Excerpt from a dataset:
────────────────────────────────────────
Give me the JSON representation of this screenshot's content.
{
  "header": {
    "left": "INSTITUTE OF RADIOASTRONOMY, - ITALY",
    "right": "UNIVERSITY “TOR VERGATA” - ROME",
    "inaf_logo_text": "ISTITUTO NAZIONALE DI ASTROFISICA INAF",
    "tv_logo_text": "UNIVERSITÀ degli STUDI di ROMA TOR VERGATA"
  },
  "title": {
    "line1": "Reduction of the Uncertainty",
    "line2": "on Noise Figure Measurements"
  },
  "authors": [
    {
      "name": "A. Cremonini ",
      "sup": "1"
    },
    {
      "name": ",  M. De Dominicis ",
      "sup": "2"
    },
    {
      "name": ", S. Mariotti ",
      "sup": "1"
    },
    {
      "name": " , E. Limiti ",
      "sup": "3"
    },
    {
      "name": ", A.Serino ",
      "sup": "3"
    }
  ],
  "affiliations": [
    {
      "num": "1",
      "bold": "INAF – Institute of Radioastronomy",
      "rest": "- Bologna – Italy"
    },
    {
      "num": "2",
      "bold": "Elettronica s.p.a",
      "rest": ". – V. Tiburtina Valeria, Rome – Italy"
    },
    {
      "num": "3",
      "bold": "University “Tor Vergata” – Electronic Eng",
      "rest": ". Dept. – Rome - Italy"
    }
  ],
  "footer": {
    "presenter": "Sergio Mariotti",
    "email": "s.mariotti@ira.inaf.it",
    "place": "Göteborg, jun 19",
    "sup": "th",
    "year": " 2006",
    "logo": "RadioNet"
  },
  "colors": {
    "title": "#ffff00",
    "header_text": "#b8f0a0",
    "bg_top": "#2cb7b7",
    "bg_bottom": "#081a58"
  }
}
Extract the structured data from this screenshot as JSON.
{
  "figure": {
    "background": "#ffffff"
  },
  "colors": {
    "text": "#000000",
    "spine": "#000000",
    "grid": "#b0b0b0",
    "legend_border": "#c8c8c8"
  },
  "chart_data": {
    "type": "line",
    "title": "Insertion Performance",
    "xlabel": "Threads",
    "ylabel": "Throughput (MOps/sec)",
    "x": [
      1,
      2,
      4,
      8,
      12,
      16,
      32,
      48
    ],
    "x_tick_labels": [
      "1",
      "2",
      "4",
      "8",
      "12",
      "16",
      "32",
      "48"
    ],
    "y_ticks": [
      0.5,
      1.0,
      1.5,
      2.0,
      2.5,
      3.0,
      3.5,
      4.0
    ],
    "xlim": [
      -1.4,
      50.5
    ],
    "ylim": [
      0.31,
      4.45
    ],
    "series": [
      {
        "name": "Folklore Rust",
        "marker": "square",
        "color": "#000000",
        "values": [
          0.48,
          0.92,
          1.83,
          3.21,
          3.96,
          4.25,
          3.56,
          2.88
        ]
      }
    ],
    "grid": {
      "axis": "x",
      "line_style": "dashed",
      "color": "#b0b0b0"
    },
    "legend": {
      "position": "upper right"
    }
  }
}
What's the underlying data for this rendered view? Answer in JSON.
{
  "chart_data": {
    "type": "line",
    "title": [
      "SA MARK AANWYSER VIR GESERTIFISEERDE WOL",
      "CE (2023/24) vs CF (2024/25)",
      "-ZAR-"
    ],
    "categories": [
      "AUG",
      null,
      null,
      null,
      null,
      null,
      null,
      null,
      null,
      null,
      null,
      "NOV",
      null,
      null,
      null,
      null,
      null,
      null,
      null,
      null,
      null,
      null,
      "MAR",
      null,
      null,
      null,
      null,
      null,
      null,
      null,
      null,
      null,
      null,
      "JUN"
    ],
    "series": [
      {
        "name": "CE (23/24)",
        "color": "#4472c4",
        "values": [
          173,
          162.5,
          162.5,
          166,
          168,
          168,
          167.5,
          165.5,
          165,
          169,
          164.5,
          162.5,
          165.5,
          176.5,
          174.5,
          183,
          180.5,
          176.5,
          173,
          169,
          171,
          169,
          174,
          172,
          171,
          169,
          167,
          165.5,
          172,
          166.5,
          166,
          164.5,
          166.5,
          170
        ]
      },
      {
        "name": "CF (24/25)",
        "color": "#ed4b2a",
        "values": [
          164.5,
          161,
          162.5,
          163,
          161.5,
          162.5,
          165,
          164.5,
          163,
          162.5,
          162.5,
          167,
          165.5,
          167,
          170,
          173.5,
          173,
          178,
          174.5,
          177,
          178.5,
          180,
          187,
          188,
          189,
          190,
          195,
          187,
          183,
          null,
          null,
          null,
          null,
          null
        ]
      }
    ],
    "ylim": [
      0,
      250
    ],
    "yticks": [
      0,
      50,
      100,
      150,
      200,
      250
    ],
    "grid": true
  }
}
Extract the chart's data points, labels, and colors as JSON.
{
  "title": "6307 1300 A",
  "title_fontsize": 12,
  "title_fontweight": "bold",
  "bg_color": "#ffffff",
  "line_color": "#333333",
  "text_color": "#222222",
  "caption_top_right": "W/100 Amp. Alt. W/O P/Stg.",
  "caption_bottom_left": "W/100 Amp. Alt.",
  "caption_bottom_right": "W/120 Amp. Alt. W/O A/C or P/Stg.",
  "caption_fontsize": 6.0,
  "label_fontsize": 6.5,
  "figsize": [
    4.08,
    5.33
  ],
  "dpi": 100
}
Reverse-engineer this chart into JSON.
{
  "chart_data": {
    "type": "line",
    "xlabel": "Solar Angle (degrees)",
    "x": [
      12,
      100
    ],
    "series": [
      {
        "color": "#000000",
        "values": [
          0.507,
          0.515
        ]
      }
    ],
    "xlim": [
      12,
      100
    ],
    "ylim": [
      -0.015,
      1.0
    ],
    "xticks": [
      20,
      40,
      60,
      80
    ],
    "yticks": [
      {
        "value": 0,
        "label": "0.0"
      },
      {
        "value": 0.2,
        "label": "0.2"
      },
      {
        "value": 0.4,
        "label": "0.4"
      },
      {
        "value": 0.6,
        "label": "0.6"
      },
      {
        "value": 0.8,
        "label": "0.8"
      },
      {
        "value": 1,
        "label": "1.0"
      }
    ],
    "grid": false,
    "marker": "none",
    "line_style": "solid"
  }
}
────────────────────────────────────────
**WHAT THE EXERCISE ASKS**: Copy in full each line that holds the word "grid".

**RESPONSE BELOW**:
    "grid": "#b0b0b0",
    "grid": {
    "grid": true
    "grid": false,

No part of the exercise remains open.